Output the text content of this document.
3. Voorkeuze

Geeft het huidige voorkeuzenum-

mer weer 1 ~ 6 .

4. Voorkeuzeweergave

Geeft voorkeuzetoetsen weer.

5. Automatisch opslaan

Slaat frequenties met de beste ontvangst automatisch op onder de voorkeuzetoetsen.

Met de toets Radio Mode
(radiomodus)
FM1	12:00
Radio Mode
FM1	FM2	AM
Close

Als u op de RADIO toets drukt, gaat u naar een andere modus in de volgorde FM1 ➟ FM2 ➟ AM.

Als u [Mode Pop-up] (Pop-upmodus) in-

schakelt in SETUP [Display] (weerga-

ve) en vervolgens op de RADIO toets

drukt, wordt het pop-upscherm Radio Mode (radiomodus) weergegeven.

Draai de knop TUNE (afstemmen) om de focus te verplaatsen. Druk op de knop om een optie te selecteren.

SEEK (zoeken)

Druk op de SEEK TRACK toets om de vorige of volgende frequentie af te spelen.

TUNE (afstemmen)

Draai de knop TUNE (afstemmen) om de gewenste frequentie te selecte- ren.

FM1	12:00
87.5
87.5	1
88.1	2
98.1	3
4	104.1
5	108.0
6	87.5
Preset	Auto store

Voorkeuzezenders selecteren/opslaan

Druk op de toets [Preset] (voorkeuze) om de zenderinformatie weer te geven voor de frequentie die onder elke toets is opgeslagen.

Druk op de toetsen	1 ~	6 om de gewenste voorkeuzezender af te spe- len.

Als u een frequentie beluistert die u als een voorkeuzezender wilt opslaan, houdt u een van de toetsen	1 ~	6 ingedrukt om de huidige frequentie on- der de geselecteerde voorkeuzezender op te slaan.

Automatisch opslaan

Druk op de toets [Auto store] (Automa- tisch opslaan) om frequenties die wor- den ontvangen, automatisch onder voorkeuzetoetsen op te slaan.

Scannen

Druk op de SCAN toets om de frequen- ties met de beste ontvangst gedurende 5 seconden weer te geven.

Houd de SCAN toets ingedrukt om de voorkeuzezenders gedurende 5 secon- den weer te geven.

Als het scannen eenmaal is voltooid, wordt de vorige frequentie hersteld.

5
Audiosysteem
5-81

§ Stated problem:
Would you write down every record again, exactly?

§ Expected answer:
Output the text content of this document.
3. Voorkeuze

Geeft het huidige voorkeuzenum-

mer weer 1 ~ 6 .

4. Voorkeuzeweergave

Geeft voorkeuzetoetsen weer.

5. Automatisch opslaan

Slaat frequenties met de beste ontvangst automatisch op onder de voorkeuzetoetsen.

Met de toets Radio Mode
(radiomodus)
FM1	12:00
Radio Mode
FM1	FM2	AM
Close

Als u op de RADIO toets drukt, gaat u naar een andere modus in de volgorde FM1 ➟ FM2 ➟ AM.

Als u [Mode Pop-up] (Pop-upmodus) in-

schakelt in SETUP [Display] (weerga-

ve) en vervolgens op de RADIO toets

drukt, wordt het pop-upscherm Radio Mode (radiomodus) weergegeven.

Draai de knop TUNE (afstemmen) om de focus te verplaatsen. Druk op de knop om een optie te selecteren.

SEEK (zoeken)

Druk op de SEEK TRACK toets om de vorige of volgende frequentie af te spelen.

TUNE (afstemmen)

Draai de knop TUNE (afstemmen) om de gewenste frequentie te selecte- ren.

FM1	12:00
87.5
87.5	1
88.1	2
98.1	3
4	104.1
5	108.0
6	87.5
Preset	Auto store

Voorkeuzezenders selecteren/opslaan

Druk op de toets [Preset] (voorkeuze) om de zenderinformatie weer te geven voor de frequentie die onder elke toets is opgeslagen.

Druk op de toetsen	1 ~	6 om de gewenste voorkeuzezender af te spe- len.

Als u een frequentie beluistert die u als een voorkeuzezender wilt opslaan, houdt u een van de toetsen	1 ~	6 ingedrukt om de huidige frequentie on- der de geselecteerde voorkeuzezender op te slaan.

Automatisch opslaan

Druk op de toets [Auto store] (Automa- tisch opslaan) om frequenties die wor- den ontvangen, automatisch onder voorkeuzetoetsen op te slaan.

Scannen

Druk op de SCAN toets om de frequen- ties met de beste ontvangst gedurende 5 seconden weer te geven.

Houd de SCAN toets ingedrukt om de voorkeuzezenders gedurende 5 secon- den weer te geven.

Als het scannen eenmaal is voltooid, wordt de vorige frequentie hersteld.

5
Audiosysteem
5-81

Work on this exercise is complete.